((

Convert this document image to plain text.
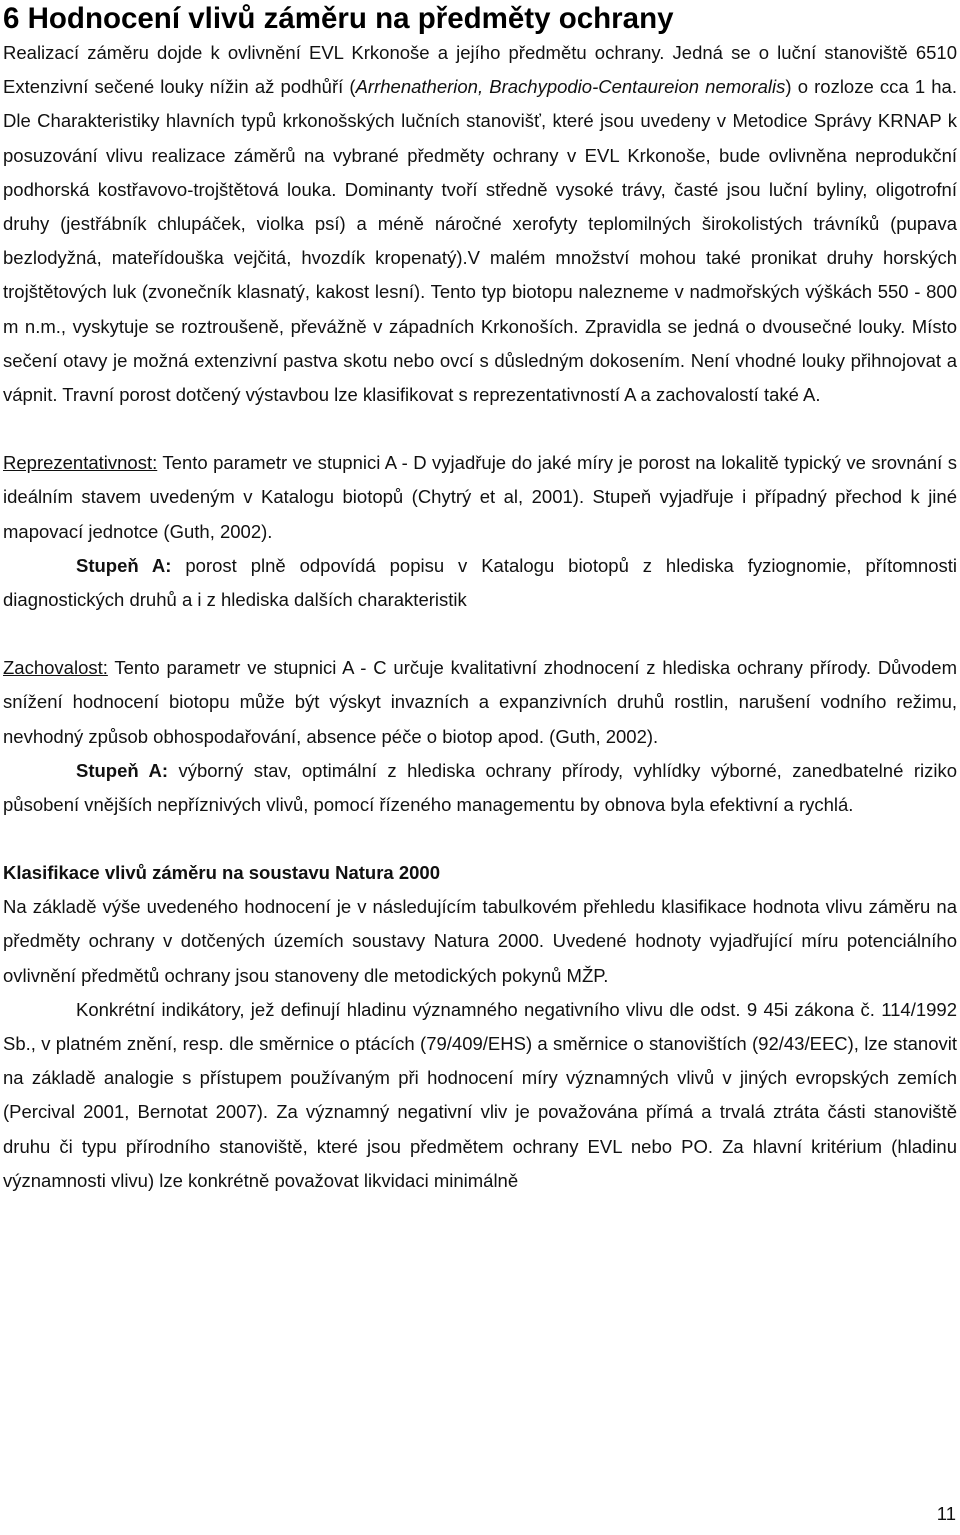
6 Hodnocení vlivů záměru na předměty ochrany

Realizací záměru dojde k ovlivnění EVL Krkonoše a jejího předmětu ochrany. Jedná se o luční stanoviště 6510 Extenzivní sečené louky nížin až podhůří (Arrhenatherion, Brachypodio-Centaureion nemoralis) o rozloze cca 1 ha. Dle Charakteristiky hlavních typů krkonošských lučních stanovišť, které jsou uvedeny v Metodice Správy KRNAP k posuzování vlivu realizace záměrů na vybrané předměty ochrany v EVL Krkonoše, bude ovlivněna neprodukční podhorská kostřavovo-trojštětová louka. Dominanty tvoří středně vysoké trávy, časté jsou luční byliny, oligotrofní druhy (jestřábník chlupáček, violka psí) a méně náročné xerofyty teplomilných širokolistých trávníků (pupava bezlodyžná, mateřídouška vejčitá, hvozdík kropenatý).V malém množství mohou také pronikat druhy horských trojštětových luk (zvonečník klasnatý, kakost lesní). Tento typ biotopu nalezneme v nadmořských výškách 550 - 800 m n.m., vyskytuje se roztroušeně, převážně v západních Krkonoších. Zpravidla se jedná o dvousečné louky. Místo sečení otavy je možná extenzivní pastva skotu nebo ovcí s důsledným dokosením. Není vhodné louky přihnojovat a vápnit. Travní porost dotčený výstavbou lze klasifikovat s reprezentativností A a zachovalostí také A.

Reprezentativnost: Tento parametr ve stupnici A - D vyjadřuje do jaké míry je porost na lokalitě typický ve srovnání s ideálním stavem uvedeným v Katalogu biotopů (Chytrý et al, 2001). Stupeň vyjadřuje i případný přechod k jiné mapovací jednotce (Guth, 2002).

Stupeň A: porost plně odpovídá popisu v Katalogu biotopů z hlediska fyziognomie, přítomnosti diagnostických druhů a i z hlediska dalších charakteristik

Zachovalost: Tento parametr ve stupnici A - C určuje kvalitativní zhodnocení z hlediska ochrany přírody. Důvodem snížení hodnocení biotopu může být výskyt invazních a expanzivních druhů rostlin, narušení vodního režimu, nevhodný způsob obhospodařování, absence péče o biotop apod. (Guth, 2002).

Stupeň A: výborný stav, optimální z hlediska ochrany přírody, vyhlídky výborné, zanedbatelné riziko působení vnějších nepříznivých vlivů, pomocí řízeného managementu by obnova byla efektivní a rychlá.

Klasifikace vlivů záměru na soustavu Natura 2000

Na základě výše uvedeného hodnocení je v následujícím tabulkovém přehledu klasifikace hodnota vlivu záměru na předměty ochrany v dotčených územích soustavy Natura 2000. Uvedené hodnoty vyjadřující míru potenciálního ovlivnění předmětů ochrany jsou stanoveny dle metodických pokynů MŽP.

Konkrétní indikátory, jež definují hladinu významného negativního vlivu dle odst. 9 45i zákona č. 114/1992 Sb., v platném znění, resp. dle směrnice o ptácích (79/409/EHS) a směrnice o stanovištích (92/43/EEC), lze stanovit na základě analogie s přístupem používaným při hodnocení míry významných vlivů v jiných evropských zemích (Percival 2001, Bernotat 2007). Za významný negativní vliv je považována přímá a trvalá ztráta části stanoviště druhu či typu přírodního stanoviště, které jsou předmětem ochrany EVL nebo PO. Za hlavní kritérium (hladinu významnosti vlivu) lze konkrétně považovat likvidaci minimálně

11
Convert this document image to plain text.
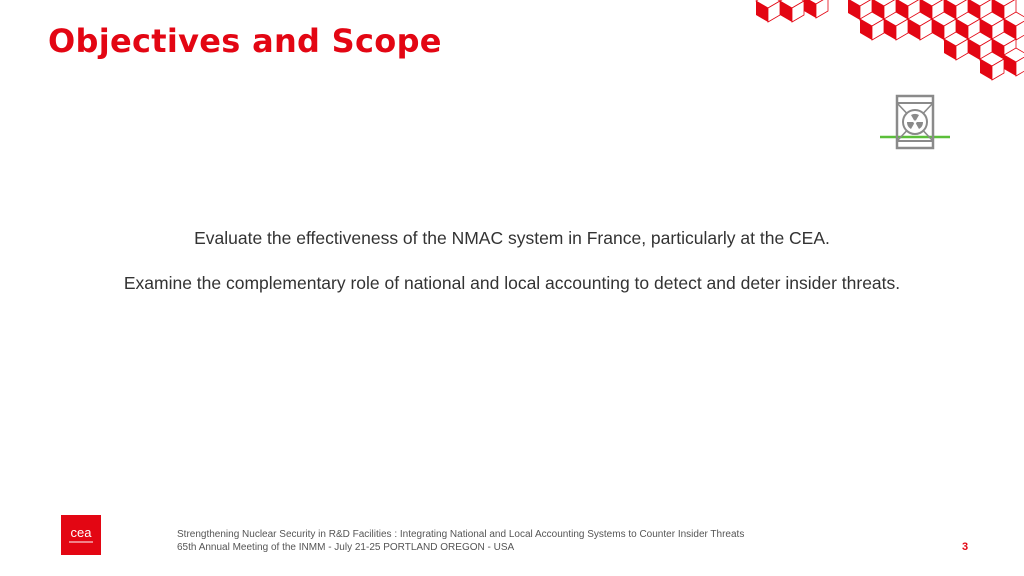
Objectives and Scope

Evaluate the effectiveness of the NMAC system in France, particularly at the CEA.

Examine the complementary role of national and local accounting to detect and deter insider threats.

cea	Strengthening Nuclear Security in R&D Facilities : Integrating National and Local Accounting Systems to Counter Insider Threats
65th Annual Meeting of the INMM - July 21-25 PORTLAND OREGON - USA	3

))
((

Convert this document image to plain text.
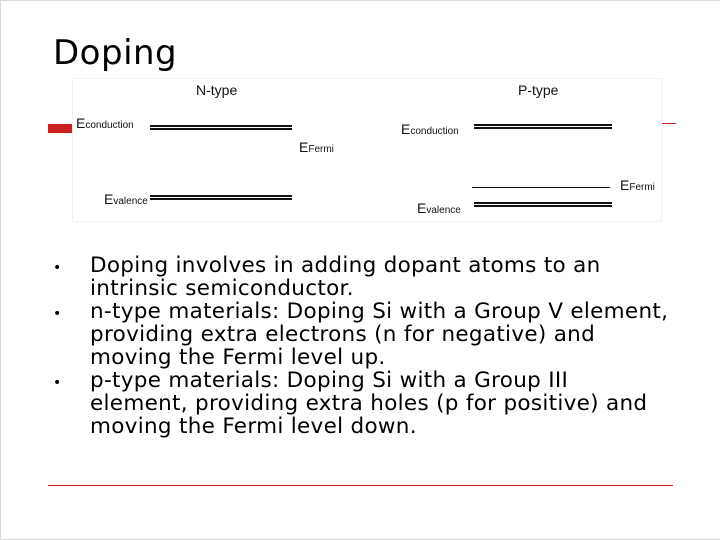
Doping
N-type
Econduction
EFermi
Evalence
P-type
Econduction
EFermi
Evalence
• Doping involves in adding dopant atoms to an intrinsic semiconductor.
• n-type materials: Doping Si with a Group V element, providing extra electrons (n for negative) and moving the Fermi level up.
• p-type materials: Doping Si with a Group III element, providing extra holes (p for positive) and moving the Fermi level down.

))

WHAT YOU SHOULD DO |
Tally up the lines holding the string "přírody" in this listing, and report the total alone.

FULL SOLUTION |
2